▶ [Task to carry out]:
Repeat exactly each line of the data provided below.
^^^^^^^^^^^^^^^^
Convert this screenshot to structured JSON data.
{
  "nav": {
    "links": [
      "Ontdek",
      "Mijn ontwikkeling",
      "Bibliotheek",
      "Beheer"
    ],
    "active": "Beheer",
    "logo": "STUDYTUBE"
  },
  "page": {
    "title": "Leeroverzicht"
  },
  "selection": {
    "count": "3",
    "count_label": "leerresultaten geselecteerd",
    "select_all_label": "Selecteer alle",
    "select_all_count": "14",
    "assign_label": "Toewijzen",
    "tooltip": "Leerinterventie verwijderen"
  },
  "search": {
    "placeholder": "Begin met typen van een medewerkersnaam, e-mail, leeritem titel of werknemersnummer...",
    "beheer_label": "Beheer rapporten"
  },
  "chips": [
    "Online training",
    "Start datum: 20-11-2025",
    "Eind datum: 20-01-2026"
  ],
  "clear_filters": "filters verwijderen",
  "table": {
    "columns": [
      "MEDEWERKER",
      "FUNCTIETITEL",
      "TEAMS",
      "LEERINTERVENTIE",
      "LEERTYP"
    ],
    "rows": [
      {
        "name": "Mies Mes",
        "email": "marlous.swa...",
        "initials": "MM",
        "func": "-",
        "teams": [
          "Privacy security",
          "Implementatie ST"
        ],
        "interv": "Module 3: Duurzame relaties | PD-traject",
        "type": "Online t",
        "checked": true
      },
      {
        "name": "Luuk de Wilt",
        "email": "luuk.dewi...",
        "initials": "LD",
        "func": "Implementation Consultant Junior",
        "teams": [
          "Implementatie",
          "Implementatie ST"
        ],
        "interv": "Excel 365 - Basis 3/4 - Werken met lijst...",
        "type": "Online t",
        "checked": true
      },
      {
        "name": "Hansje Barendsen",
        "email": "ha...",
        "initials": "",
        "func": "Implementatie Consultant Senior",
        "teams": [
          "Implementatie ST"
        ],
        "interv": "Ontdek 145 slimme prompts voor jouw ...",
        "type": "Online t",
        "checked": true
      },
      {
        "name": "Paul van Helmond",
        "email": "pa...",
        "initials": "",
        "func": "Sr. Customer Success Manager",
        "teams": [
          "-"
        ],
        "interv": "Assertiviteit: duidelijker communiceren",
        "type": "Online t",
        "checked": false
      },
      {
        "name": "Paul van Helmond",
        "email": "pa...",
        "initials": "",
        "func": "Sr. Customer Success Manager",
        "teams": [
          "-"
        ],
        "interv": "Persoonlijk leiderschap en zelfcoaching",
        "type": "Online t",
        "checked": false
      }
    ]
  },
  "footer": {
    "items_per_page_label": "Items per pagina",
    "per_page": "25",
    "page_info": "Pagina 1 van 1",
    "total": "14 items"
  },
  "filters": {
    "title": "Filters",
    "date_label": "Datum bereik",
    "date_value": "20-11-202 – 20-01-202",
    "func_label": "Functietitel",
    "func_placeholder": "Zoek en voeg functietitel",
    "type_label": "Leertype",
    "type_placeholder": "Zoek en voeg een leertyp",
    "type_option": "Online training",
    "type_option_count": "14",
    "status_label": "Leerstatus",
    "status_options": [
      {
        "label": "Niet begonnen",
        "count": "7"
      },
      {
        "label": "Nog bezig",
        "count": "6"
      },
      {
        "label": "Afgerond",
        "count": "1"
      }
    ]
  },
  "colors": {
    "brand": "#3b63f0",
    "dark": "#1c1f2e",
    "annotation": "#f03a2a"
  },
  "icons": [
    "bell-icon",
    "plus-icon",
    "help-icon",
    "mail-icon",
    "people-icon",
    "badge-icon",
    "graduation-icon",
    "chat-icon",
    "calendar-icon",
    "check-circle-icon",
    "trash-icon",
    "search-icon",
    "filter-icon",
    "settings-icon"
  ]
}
^^^^^^^^^^^^^^^^
▶ [Exercise result]:
Convert this screenshot to structured JSON data.
{
  "nav": {
    "links": [
      "Ontdek",
      "Mijn ontwikkeling",
      "Bibliotheek",
      "Beheer"
    ],
    "active": "Beheer",
    "logo": "STUDYTUBE"
  },
  "page": {
    "title": "Leeroverzicht"
  },
  "selection": {
    "count": "3",
    "count_label": "leerresultaten geselecteerd",
    "select_all_label": "Selecteer alle",
    "select_all_count": "14",
    "assign_label": "Toewijzen",
    "tooltip": "Leerinterventie verwijderen"
  },
  "search": {
    "placeholder": "Begin met typen van een medewerkersnaam, e-mail, leeritem titel of werknemersnummer...",
    "beheer_label": "Beheer rapporten"
  },
  "chips": [
    "Online training",
    "Start datum: 20-11-2025",
    "Eind datum: 20-01-2026"
  ],
  "clear_filters": "filters verwijderen",
  "table": {
    "columns": [
      "MEDEWERKER",
      "FUNCTIETITEL",
      "TEAMS",
      "LEERINTERVENTIE",
      "LEERTYP"
    ],
    "rows": [
      {
        "name": "Mies Mes",
        "email": "marlous.swa...",
        "initials": "MM",
        "func": "-",
        "teams": [
          "Privacy security",
          "Implementatie ST"
        ],
        "interv": "Module 3: Duurzame relaties | PD-traject",
        "type": "Online t",
        "checked": true
      },
      {
        "name": "Luuk de Wilt",
        "email": "luuk.dewi...",
        "initials": "LD",
        "func": "Implementation Consultant Junior",
        "teams": [
          "Implementatie",
          "Implementatie ST"
        ],
        "interv": "Excel 365 - Basis 3/4 - Werken met lijst...",
        "type": "Online t",
        "checked": true
      },
      {
        "name": "Hansje Barendsen",
        "email": "ha...",
        "initials": "",
        "func": "Implementatie Consultant Senior",
        "teams": [
          "Implementatie ST"
        ],
        "interv": "Ontdek 145 slimme prompts voor jouw ...",
        "type": "Online t",
        "checked": true
      },
      {
        "name": "Paul van Helmond",
        "email": "pa...",
        "initials": "",
        "func": "Sr. Customer Success Manager",
        "teams": [
          "-"
        ],
        "interv": "Assertiviteit: duidelijker communiceren",
        "type": "Online t",
        "checked": false
      },
      {
        "name": "Paul van Helmond",
        "email": "pa...",
        "initials": "",
        "func": "Sr. Customer Success Manager",
        "teams": [
          "-"
        ],
        "interv": "Persoonlijk leiderschap en zelfcoaching",
        "type": "Online t",
        "checked": false
      }
    ]
  },
  "footer": {
    "items_per_page_label": "Items per pagina",
    "per_page": "25",
    "page_info": "Pagina 1 van 1",
    "total": "14 items"
  },
  "filters": {
    "title": "Filters",
    "date_label": "Datum bereik",
    "date_value": "20-11-202 – 20-01-202",
    "func_label": "Functietitel",
    "func_placeholder": "Zoek en voeg functietitel",
    "type_label": "Leertype",
    "type_placeholder": "Zoek en voeg een leertyp",
    "type_option": "Online training",
    "type_option_count": "14",
    "status_label": "Leerstatus",
    "status_options": [
      {
        "label": "Niet begonnen",
        "count": "7"
      },
      {
        "label": "Nog bezig",
        "count": "6"
      },
      {
        "label": "Afgerond",
        "count": "1"
      }
    ]
  },
  "colors": {
    "brand": "#3b63f0",
    "dark": "#1c1f2e",
    "annotation": "#f03a2a"
  },
  "icons": [
    "bell-icon",
    "plus-icon",
    "help-icon",
    "mail-icon",
    "people-icon",
    "badge-icon",
    "graduation-icon",
    "chat-icon",
    "calendar-icon",
    "check-circle-icon",
    "trash-icon",
    "search-icon",
    "filter-icon",
    "settings-icon"
  ]
}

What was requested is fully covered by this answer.